Data shown:
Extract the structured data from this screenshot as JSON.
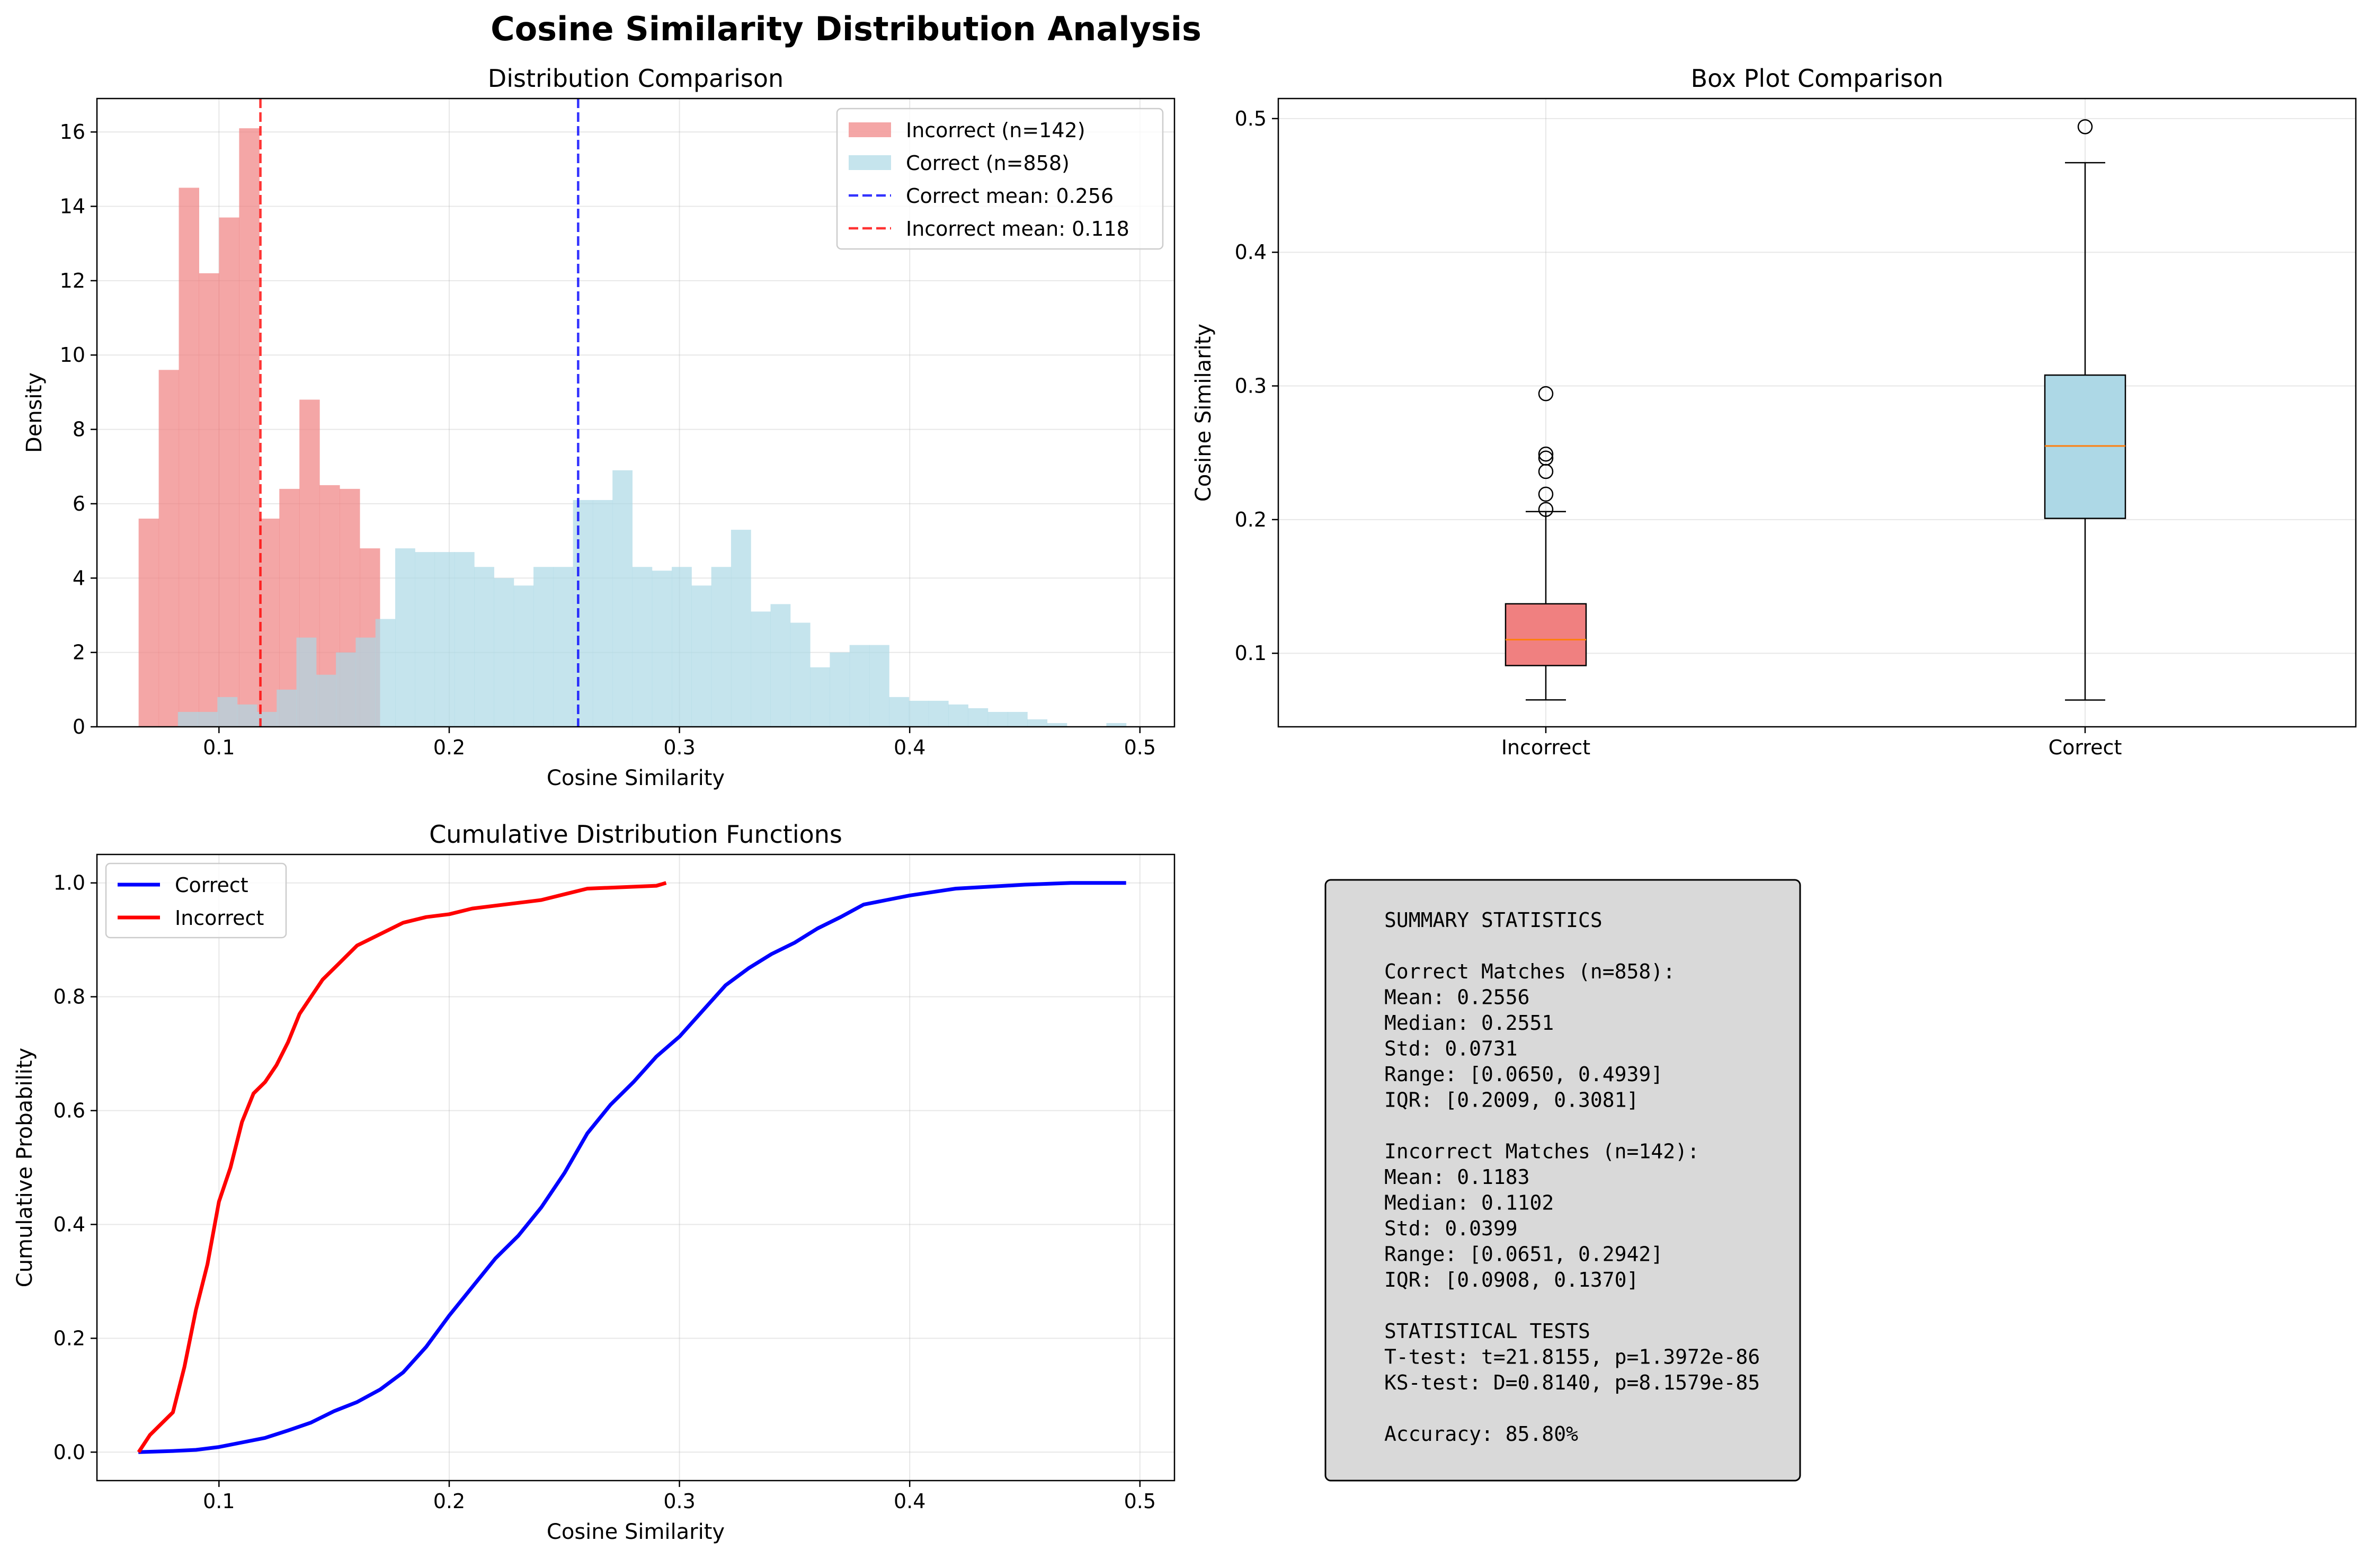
{
  "suptitle": "Cosine Similarity Distribution Analysis",
  "colors": {
    "incorrect_fill": "#f08080",
    "correct_fill": "#add8e6",
    "correct_line": "#0000ff",
    "incorrect_line": "#ff0000",
    "median": "#ff7f0e",
    "grid": "#b0b0b0",
    "stats_bg": "#d9d9d9"
  },
  "chart_data": [
    {
      "type": "bar",
      "title": "Distribution Comparison",
      "xlabel": "Cosine Similarity",
      "ylabel": "Density",
      "xlim": [
        0.047,
        0.515
      ],
      "ylim": [
        0,
        16.9
      ],
      "xticks": [
        0.1,
        0.2,
        0.3,
        0.4,
        0.5
      ],
      "xtick_labels": [
        "0.1",
        "0.2",
        "0.3",
        "0.4",
        "0.5"
      ],
      "yticks": [
        0,
        2,
        4,
        6,
        8,
        10,
        12,
        14,
        16
      ],
      "ytick_labels": [
        "0",
        "2",
        "4",
        "6",
        "8",
        "10",
        "12",
        "14",
        "16"
      ],
      "grid": true,
      "legend_position": "upper right",
      "series": [
        {
          "name": "Incorrect (n=142)",
          "color": "#f08080",
          "bin_start": 0.0651,
          "bin_width": 0.00873,
          "densities": [
            5.6,
            9.6,
            14.5,
            12.2,
            13.7,
            16.1,
            5.6,
            6.4,
            8.8,
            6.5,
            6.4,
            4.8
          ]
        },
        {
          "name": "Correct (n=858)",
          "color": "#add8e6",
          "bin_start": 0.065,
          "bin_width": 0.00858,
          "densities": [
            0,
            0,
            0.4,
            0.4,
            0.8,
            0.6,
            0.4,
            1.0,
            2.4,
            1.4,
            2.0,
            2.4,
            2.9,
            4.8,
            4.7,
            4.7,
            4.7,
            4.3,
            4.0,
            3.8,
            4.3,
            4.3,
            6.1,
            6.1,
            6.9,
            4.3,
            4.2,
            4.3,
            3.8,
            4.3,
            5.3,
            3.1,
            3.3,
            2.8,
            1.6,
            2.0,
            2.2,
            2.2,
            0.8,
            0.7,
            0.7,
            0.6,
            0.5,
            0.4,
            0.4,
            0.2,
            0.1,
            0,
            0,
            0.1
          ]
        }
      ],
      "mean_lines": [
        {
          "name": "Correct mean: 0.256",
          "x": 0.256,
          "color": "#0000ff"
        },
        {
          "name": "Incorrect mean: 0.118",
          "x": 0.118,
          "color": "#ff0000"
        }
      ]
    },
    {
      "type": "box",
      "title": "Box Plot Comparison",
      "xlabel": "",
      "ylabel": "Cosine Similarity",
      "ylim": [
        0.045,
        0.515
      ],
      "yticks": [
        0.1,
        0.2,
        0.3,
        0.4,
        0.5
      ],
      "ytick_labels": [
        "0.1",
        "0.2",
        "0.3",
        "0.4",
        "0.5"
      ],
      "grid": true,
      "categories": [
        "Incorrect",
        "Correct"
      ],
      "boxes": [
        {
          "name": "Incorrect",
          "color": "#f08080",
          "whisker_low": 0.0651,
          "q1": 0.0908,
          "median": 0.1102,
          "q3": 0.137,
          "whisker_high": 0.206,
          "outliers": [
            0.2076,
            0.219,
            0.236,
            0.246,
            0.249,
            0.2942
          ]
        },
        {
          "name": "Correct",
          "color": "#add8e6",
          "whisker_low": 0.065,
          "q1": 0.2009,
          "median": 0.2551,
          "q3": 0.3081,
          "whisker_high": 0.467,
          "outliers": [
            0.4939
          ]
        }
      ]
    },
    {
      "type": "line",
      "title": "Cumulative Distribution Functions",
      "xlabel": "Cosine Similarity",
      "ylabel": "Cumulative Probability",
      "xlim": [
        0.047,
        0.515
      ],
      "ylim": [
        -0.05,
        1.05
      ],
      "xticks": [
        0.1,
        0.2,
        0.3,
        0.4,
        0.5
      ],
      "xtick_labels": [
        "0.1",
        "0.2",
        "0.3",
        "0.4",
        "0.5"
      ],
      "yticks": [
        0.0,
        0.2,
        0.4,
        0.6,
        0.8,
        1.0
      ],
      "ytick_labels": [
        "0.0",
        "0.2",
        "0.4",
        "0.6",
        "0.8",
        "1.0"
      ],
      "grid": true,
      "legend_position": "upper left",
      "series": [
        {
          "name": "Correct",
          "color": "#0000ff",
          "x": [
            0.065,
            0.08,
            0.09,
            0.1,
            0.11,
            0.12,
            0.13,
            0.14,
            0.15,
            0.16,
            0.17,
            0.18,
            0.19,
            0.2,
            0.21,
            0.22,
            0.23,
            0.24,
            0.25,
            0.26,
            0.27,
            0.28,
            0.29,
            0.3,
            0.31,
            0.32,
            0.33,
            0.34,
            0.35,
            0.36,
            0.37,
            0.38,
            0.39,
            0.4,
            0.42,
            0.45,
            0.47,
            0.494
          ],
          "values": [
            0.0,
            0.002,
            0.004,
            0.009,
            0.017,
            0.025,
            0.038,
            0.052,
            0.072,
            0.088,
            0.11,
            0.14,
            0.185,
            0.24,
            0.29,
            0.34,
            0.38,
            0.43,
            0.49,
            0.56,
            0.61,
            0.65,
            0.695,
            0.73,
            0.775,
            0.82,
            0.85,
            0.875,
            0.895,
            0.92,
            0.94,
            0.962,
            0.97,
            0.978,
            0.99,
            0.997,
            1.0,
            1.0
          ]
        },
        {
          "name": "Incorrect",
          "color": "#ff0000",
          "x": [
            0.0651,
            0.07,
            0.075,
            0.08,
            0.085,
            0.09,
            0.095,
            0.1,
            0.105,
            0.11,
            0.115,
            0.12,
            0.125,
            0.13,
            0.135,
            0.14,
            0.145,
            0.15,
            0.155,
            0.16,
            0.17,
            0.18,
            0.19,
            0.2,
            0.21,
            0.22,
            0.24,
            0.25,
            0.26,
            0.29,
            0.2942
          ],
          "values": [
            0.0,
            0.03,
            0.05,
            0.07,
            0.15,
            0.25,
            0.33,
            0.44,
            0.5,
            0.58,
            0.63,
            0.65,
            0.68,
            0.72,
            0.77,
            0.8,
            0.83,
            0.85,
            0.87,
            0.89,
            0.91,
            0.93,
            0.94,
            0.945,
            0.955,
            0.96,
            0.97,
            0.98,
            0.99,
            0.995,
            1.0
          ]
        }
      ]
    }
  ],
  "summary": {
    "lines": [
      "SUMMARY STATISTICS",
      "",
      "Correct Matches (n=858):",
      "Mean: 0.2556",
      "Median: 0.2551",
      "Std: 0.0731",
      "Range: [0.0650, 0.4939]",
      "IQR: [0.2009, 0.3081]",
      "",
      "Incorrect Matches (n=142):",
      "Mean: 0.1183",
      "Median: 0.1102",
      "Std: 0.0399",
      "Range: [0.0651, 0.2942]",
      "IQR: [0.0908, 0.1370]",
      "",
      "STATISTICAL TESTS",
      "T-test: t=21.8155, p=1.3972e-86",
      "KS-test: D=0.8140, p=8.1579e-85",
      "",
      "Accuracy: 85.80%"
    ]
  }
}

Goal of the exercise: Lines of the material that contain the word "Range" are to be gathered.

The solution:
      "Range: [0.0650, 0.4939]",
      "Range: [0.0651, 0.2942]",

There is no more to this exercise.